══ Provided information ══
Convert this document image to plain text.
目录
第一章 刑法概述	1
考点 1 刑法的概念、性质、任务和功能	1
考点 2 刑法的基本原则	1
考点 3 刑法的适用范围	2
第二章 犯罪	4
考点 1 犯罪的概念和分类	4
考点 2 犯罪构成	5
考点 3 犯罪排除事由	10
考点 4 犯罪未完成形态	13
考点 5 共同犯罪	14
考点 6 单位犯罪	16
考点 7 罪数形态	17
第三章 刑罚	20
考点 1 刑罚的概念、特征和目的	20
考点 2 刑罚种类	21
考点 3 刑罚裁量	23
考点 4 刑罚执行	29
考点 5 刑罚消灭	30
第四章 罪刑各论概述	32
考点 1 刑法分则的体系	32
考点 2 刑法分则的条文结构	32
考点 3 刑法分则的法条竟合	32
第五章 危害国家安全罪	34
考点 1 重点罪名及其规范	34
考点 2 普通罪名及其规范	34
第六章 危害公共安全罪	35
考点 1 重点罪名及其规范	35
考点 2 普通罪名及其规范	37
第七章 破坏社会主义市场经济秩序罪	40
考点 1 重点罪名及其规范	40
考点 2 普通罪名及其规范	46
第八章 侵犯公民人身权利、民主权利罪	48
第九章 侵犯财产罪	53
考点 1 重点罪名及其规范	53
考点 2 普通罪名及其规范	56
═══
### [Stated exercise]
Gather up every line from the listing above in which the word "重点罪名及其规范" occurs.

### [Task answer]
考点 1 重点罪名及其规范	34
考点 1 重点罪名及其规范	35
考点 1 重点罪名及其规范	40
考点 1 重点罪名及其规范	53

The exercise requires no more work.